**WRITTEN TASK**
Each line of the listing must be transcribed exactly, except for the images, which should be excluded.
[START]
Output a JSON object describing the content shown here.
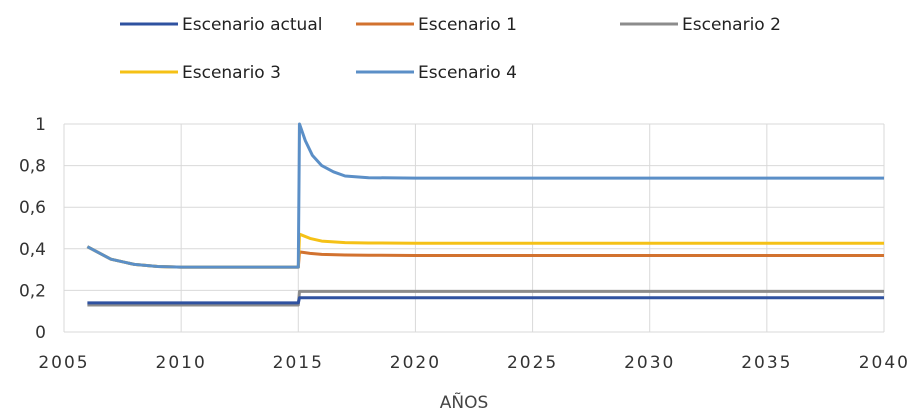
{
  "chart_data": {
    "type": "line",
    "title": "",
    "xlabel": "AÑOS",
    "ylabel": "",
    "xlim": [
      2005,
      2040
    ],
    "ylim": [
      0,
      1
    ],
    "x_ticks": [
      2005,
      2010,
      2015,
      2020,
      2025,
      2030,
      2035,
      2040
    ],
    "y_ticks": [
      {
        "value": 0,
        "label": "0"
      },
      {
        "value": 0.2,
        "label": "0,2"
      },
      {
        "value": 0.4,
        "label": "0,4"
      },
      {
        "value": 0.6,
        "label": "0,6"
      },
      {
        "value": 0.8,
        "label": "0,8"
      },
      {
        "value": 1,
        "label": "1"
      }
    ],
    "grid": true,
    "legend_position": "top",
    "series": [
      {
        "name": "Escenario actual",
        "color": "#2f52a0",
        "points": [
          [
            2006,
            0.14
          ],
          [
            2015,
            0.14
          ],
          [
            2015.05,
            0.165
          ],
          [
            2016,
            0.165
          ],
          [
            2040,
            0.165
          ]
        ]
      },
      {
        "name": "Escenario 1",
        "color": "#d2722f",
        "points": [
          [
            2006,
            0.41
          ],
          [
            2007,
            0.35
          ],
          [
            2008,
            0.325
          ],
          [
            2009,
            0.315
          ],
          [
            2010,
            0.312
          ],
          [
            2015,
            0.312
          ],
          [
            2015.05,
            0.385
          ],
          [
            2015.5,
            0.378
          ],
          [
            2016,
            0.373
          ],
          [
            2017,
            0.37
          ],
          [
            2018,
            0.369
          ],
          [
            2020,
            0.368
          ],
          [
            2040,
            0.368
          ]
        ]
      },
      {
        "name": "Escenario 2",
        "color": "#8c8c8c",
        "points": [
          [
            2006,
            0.13
          ],
          [
            2015,
            0.13
          ],
          [
            2015.05,
            0.195
          ],
          [
            2040,
            0.195
          ]
        ]
      },
      {
        "name": "Escenario 3",
        "color": "#f5c116",
        "points": [
          [
            2006,
            0.41
          ],
          [
            2007,
            0.35
          ],
          [
            2008,
            0.325
          ],
          [
            2009,
            0.315
          ],
          [
            2010,
            0.312
          ],
          [
            2015,
            0.312
          ],
          [
            2015.05,
            0.47
          ],
          [
            2015.5,
            0.45
          ],
          [
            2016,
            0.437
          ],
          [
            2017,
            0.43
          ],
          [
            2018,
            0.428
          ],
          [
            2020,
            0.427
          ],
          [
            2040,
            0.427
          ]
        ]
      },
      {
        "name": "Escenario 4",
        "color": "#5b8fc7",
        "points": [
          [
            2006,
            0.41
          ],
          [
            2007,
            0.35
          ],
          [
            2008,
            0.325
          ],
          [
            2009,
            0.315
          ],
          [
            2010,
            0.312
          ],
          [
            2015,
            0.312
          ],
          [
            2015.05,
            1.0
          ],
          [
            2015.3,
            0.92
          ],
          [
            2015.6,
            0.85
          ],
          [
            2016,
            0.8
          ],
          [
            2016.5,
            0.77
          ],
          [
            2017,
            0.75
          ],
          [
            2018,
            0.742
          ],
          [
            2020,
            0.74
          ],
          [
            2040,
            0.74
          ]
        ]
      }
    ]
  }
}
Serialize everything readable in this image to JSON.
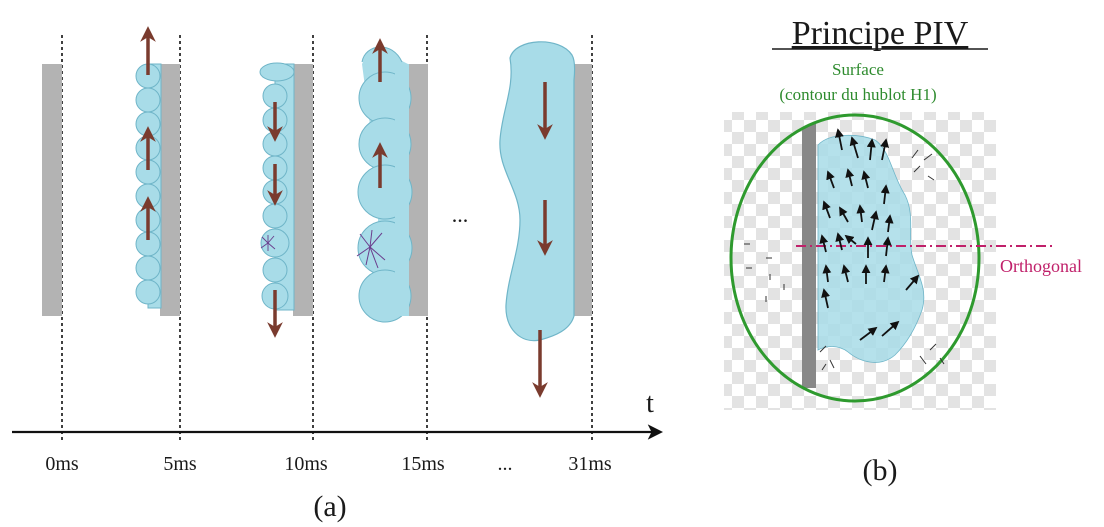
{
  "panel_a": {
    "label": "(a)",
    "axis_label": "t",
    "ellipsis": "...",
    "ticks": [
      "0ms",
      "5ms",
      "10ms",
      "15ms",
      "...",
      "31ms"
    ]
  },
  "panel_b": {
    "label": "(b)",
    "title": "Principe PIV",
    "surface_label": "Surface",
    "contour_label": "(contour du hublot H1)",
    "orthogonal_label": "Orthogonal"
  },
  "colors": {
    "liquid": "#a8dce8",
    "liquid_outline": "#6fb5c8",
    "wall": "#b3b3b3",
    "arrow": "#7a3b2e",
    "ellipse": "#2e9a2e",
    "orthogonal": "#c0206a",
    "vortex": "#6a3c8c"
  }
}
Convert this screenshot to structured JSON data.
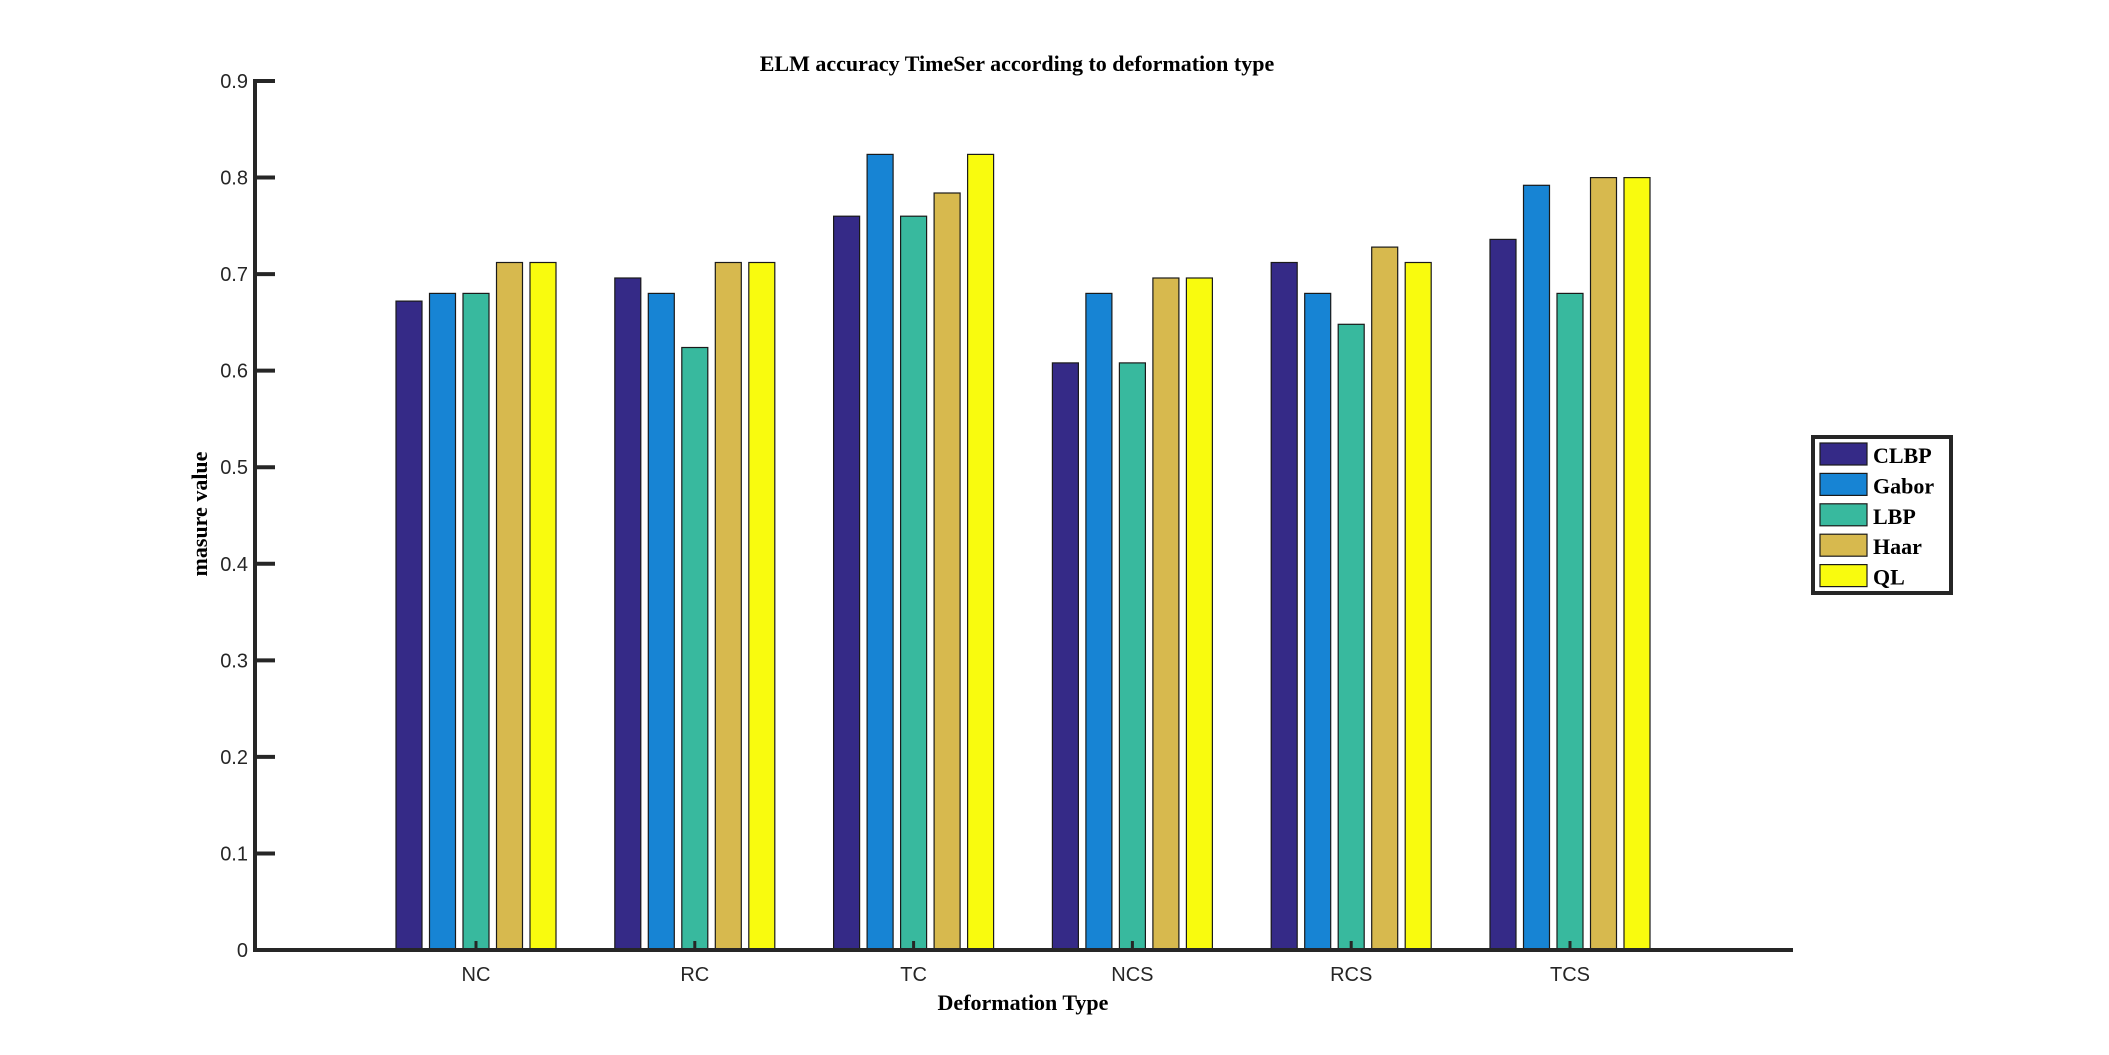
{
  "chart_data": {
    "type": "bar",
    "title": "ELM accuracy TimeSer according to deformation type",
    "xlabel": "Deformation Type",
    "ylabel": "masure value",
    "categories": [
      "NC",
      "RC",
      "TC",
      "NCS",
      "RCS",
      "TCS"
    ],
    "ylim": [
      0,
      0.9
    ],
    "yticks": [
      0,
      0.1,
      0.2,
      0.3,
      0.4,
      0.5,
      0.6,
      0.7,
      0.8,
      0.9
    ],
    "ytick_labels": [
      "0",
      "0.1",
      "0.2",
      "0.3",
      "0.4",
      "0.5",
      "0.6",
      "0.7",
      "0.8",
      "0.9"
    ],
    "grid": false,
    "legend_position": "right",
    "series": [
      {
        "name": "CLBP",
        "color": "#352a87",
        "values": [
          0.672,
          0.696,
          0.76,
          0.608,
          0.712,
          0.736
        ]
      },
      {
        "name": "Gabor",
        "color": "#1784d4",
        "values": [
          0.68,
          0.68,
          0.824,
          0.68,
          0.68,
          0.792
        ]
      },
      {
        "name": "LBP",
        "color": "#38b99e",
        "values": [
          0.68,
          0.624,
          0.76,
          0.608,
          0.648,
          0.68
        ]
      },
      {
        "name": "Haar",
        "color": "#d7b94e",
        "values": [
          0.712,
          0.712,
          0.784,
          0.696,
          0.728,
          0.8
        ]
      },
      {
        "name": "QL",
        "color": "#f9fb0e",
        "values": [
          0.712,
          0.712,
          0.824,
          0.696,
          0.712,
          0.8
        ]
      }
    ]
  }
}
[END]
**THE REPLY**
Output a JSON object describing the content shown here.
{
  "chart_data": {
    "type": "line",
    "title": "",
    "xlabel": "AÑOS",
    "ylabel": "",
    "xlim": [
      2005,
      2040
    ],
    "ylim": [
      0,
      1
    ],
    "x_ticks": [
      2005,
      2010,
      2015,
      2020,
      2025,
      2030,
      2035,
      2040
    ],
    "y_ticks": [
      {
        "value": 0,
        "label": "0"
      },
      {
        "value": 0.2,
        "label": "0,2"
      },
      {
        "value": 0.4,
        "label": "0,4"
      },
      {
        "value": 0.6,
        "label": "0,6"
      },
      {
        "value": 0.8,
        "label": "0,8"
      },
      {
        "value": 1,
        "label": "1"
      }
    ],
    "grid": true,
    "legend_position": "top",
    "series": [
      {
        "name": "Escenario actual",
        "color": "#2f52a0",
        "points": [
          [
            2006,
            0.14
          ],
          [
            2015,
            0.14
          ],
          [
            2015.05,
            0.165
          ],
          [
            2016,
            0.165
          ],
          [
            2040,
            0.165
          ]
        ]
      },
      {
        "name": "Escenario 1",
        "color": "#d2722f",
        "points": [
          [
            2006,
            0.41
          ],
          [
            2007,
            0.35
          ],
          [
            2008,
            0.325
          ],
          [
            2009,
            0.315
          ],
          [
            2010,
            0.312
          ],
          [
            2015,
            0.312
          ],
          [
            2015.05,
            0.385
          ],
          [
            2015.5,
            0.378
          ],
          [
            2016,
            0.373
          ],
          [
            2017,
            0.37
          ],
          [
            2018,
            0.369
          ],
          [
            2020,
            0.368
          ],
          [
            2040,
            0.368
          ]
        ]
      },
      {
        "name": "Escenario 2",
        "color": "#8c8c8c",
        "points": [
          [
            2006,
            0.13
          ],
          [
            2015,
            0.13
          ],
          [
            2015.05,
            0.195
          ],
          [
            2040,
            0.195
          ]
        ]
      },
      {
        "name": "Escenario 3",
        "color": "#f5c116",
        "points": [
          [
            2006,
            0.41
          ],
          [
            2007,
            0.35
          ],
          [
            2008,
            0.325
          ],
          [
            2009,
            0.315
          ],
          [
            2010,
            0.312
          ],
          [
            2015,
            0.312
          ],
          [
            2015.05,
            0.47
          ],
          [
            2015.5,
            0.45
          ],
          [
            2016,
            0.437
          ],
          [
            2017,
            0.43
          ],
          [
            2018,
            0.428
          ],
          [
            2020,
            0.427
          ],
          [
            2040,
            0.427
          ]
        ]
      },
      {
        "name": "Escenario 4",
        "color": "#5b8fc7",
        "points": [
          [
            2006,
            0.41
          ],
          [
            2007,
            0.35
          ],
          [
            2008,
            0.325
          ],
          [
            2009,
            0.315
          ],
          [
            2010,
            0.312
          ],
          [
            2015,
            0.312
          ],
          [
            2015.05,
            1.0
          ],
          [
            2015.3,
            0.92
          ],
          [
            2015.6,
            0.85
          ],
          [
            2016,
            0.8
          ],
          [
            2016.5,
            0.77
          ],
          [
            2017,
            0.75
          ],
          [
            2018,
            0.742
          ],
          [
            2020,
            0.74
          ],
          [
            2040,
            0.74
          ]
        ]
      }
    ]
  }
}
Serialize everything readable in this image to JSON.
{
  "panel_a": {
    "label": "(a)",
    "axis_label": "t",
    "ellipsis": "...",
    "ticks": [
      "0ms",
      "5ms",
      "10ms",
      "15ms",
      "...",
      "31ms"
    ]
  },
  "panel_b": {
    "label": "(b)",
    "title": "Principe PIV",
    "surface_label": "Surface",
    "contour_label": "(contour du hublot H1)",
    "orthogonal_label": "Orthogonal"
  },
  "colors": {
    "liquid": "#a8dce8",
    "liquid_outline": "#6fb5c8",
    "wall": "#b3b3b3",
    "arrow": "#7a3b2e",
    "ellipse": "#2e9a2e",
    "orthogonal": "#c0206a",
    "vortex": "#6a3c8c"
  }
}
Convert this screenshot to structured JSON data.
{
  "chart_data": {
    "type": "bar",
    "title": "ELM accuracy TimeSer according to deformation type",
    "xlabel": "Deformation Type",
    "ylabel": "masure value",
    "categories": [
      "NC",
      "RC",
      "TC",
      "NCS",
      "RCS",
      "TCS"
    ],
    "ylim": [
      0,
      0.9
    ],
    "yticks": [
      0,
      0.1,
      0.2,
      0.3,
      0.4,
      0.5,
      0.6,
      0.7,
      0.8,
      0.9
    ],
    "ytick_labels": [
      "0",
      "0.1",
      "0.2",
      "0.3",
      "0.4",
      "0.5",
      "0.6",
      "0.7",
      "0.8",
      "0.9"
    ],
    "grid": false,
    "legend_position": "right",
    "series": [
      {
        "name": "CLBP",
        "color": "#352a87",
        "values": [
          0.672,
          0.696,
          0.76,
          0.608,
          0.712,
          0.736
        ]
      },
      {
        "name": "Gabor",
        "color": "#1784d4",
        "values": [
          0.68,
          0.68,
          0.824,
          0.68,
          0.68,
          0.792
        ]
      },
      {
        "name": "LBP",
        "color": "#38b99e",
        "values": [
          0.68,
          0.624,
          0.76,
          0.608,
          0.648,
          0.68
        ]
      },
      {
        "name": "Haar",
        "color": "#d7b94e",
        "values": [
          0.712,
          0.712,
          0.784,
          0.696,
          0.728,
          0.8
        ]
      },
      {
        "name": "QL",
        "color": "#f9fb0e",
        "values": [
          0.712,
          0.712,
          0.824,
          0.696,
          0.712,
          0.8
        ]
      }
    ]
  }
}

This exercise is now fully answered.